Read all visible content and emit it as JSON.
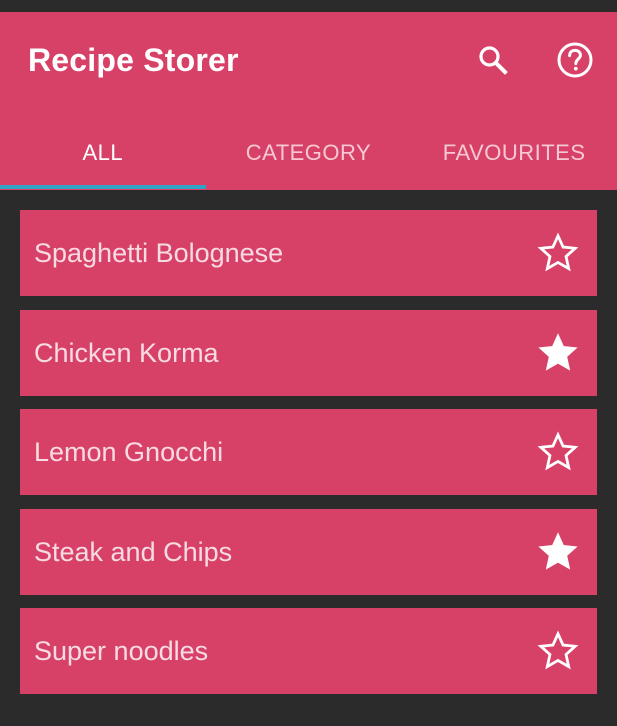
{
  "app": {
    "title": "Recipe Storer",
    "accent_color": "#d84167",
    "indicator_color": "#2fa4c6",
    "background_color": "#2b2b2b"
  },
  "toolbar": {
    "search_icon": "search-icon",
    "help_icon": "help-circle-icon"
  },
  "tabs": [
    {
      "label": "ALL",
      "selected": true
    },
    {
      "label": "CATEGORY",
      "selected": false
    },
    {
      "label": "FAVOURITES",
      "selected": false
    }
  ],
  "recipes": [
    {
      "name": "Spaghetti Bolognese",
      "favourite": false
    },
    {
      "name": "Chicken Korma",
      "favourite": true
    },
    {
      "name": "Lemon Gnocchi",
      "favourite": false
    },
    {
      "name": "Steak and Chips",
      "favourite": true
    },
    {
      "name": "Super noodles",
      "favourite": false
    }
  ]
}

□ □ □ □ □

Work to be completed.
Repeat the full listing above exactly, with no pictures in the copy.

Exercise solution.
Read all visible content and emit it as JSON.
{
  "app": {
    "title": "Recipe Storer",
    "accent_color": "#d84167",
    "indicator_color": "#2fa4c6",
    "background_color": "#2b2b2b"
  },
  "toolbar": {
    "search_icon": "search-icon",
    "help_icon": "help-circle-icon"
  },
  "tabs": [
    {
      "label": "ALL",
      "selected": true
    },
    {
      "label": "CATEGORY",
      "selected": false
    },
    {
      "label": "FAVOURITES",
      "selected": false
    }
  ],
  "recipes": [
    {
      "name": "Spaghetti Bolognese",
      "favourite": false
    },
    {
      "name": "Chicken Korma",
      "favourite": true
    },
    {
      "name": "Lemon Gnocchi",
      "favourite": false
    },
    {
      "name": "Steak and Chips",
      "favourite": true
    },
    {
      "name": "Super noodles",
      "favourite": false
    }
  ]
}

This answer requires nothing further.